# THE TASK:
Your answer should be one number: how many lines of the data include the string "this"?

Dataset rows
____
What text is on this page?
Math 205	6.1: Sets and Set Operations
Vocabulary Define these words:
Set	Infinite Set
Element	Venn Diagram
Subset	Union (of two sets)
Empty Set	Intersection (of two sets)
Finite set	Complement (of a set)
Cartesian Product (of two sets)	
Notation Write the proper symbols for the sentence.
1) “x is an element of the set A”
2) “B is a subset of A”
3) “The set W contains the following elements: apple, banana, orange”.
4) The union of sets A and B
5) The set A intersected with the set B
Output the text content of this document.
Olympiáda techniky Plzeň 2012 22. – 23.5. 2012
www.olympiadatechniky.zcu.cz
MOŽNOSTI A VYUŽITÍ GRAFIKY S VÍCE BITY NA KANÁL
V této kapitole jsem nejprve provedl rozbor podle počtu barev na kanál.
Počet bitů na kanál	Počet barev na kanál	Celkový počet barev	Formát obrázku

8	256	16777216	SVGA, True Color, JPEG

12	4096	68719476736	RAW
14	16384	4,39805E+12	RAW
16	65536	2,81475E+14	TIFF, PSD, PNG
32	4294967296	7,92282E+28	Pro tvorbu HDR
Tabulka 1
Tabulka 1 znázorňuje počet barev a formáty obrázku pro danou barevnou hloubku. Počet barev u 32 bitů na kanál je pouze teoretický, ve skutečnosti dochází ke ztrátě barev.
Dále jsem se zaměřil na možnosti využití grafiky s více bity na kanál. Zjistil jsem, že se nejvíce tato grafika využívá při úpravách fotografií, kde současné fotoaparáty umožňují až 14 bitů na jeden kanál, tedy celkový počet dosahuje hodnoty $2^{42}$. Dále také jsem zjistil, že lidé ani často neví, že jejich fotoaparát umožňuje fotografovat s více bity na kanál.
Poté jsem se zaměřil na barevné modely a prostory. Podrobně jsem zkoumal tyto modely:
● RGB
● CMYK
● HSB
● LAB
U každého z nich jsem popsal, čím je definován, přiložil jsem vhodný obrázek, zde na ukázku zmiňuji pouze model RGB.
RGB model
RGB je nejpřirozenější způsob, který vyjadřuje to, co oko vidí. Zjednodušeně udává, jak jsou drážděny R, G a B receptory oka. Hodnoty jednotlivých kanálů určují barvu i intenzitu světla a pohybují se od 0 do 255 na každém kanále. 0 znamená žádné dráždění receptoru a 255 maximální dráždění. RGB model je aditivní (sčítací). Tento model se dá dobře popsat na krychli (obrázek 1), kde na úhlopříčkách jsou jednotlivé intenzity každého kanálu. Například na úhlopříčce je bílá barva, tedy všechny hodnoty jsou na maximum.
____
# EXERCISE ANSWER:
2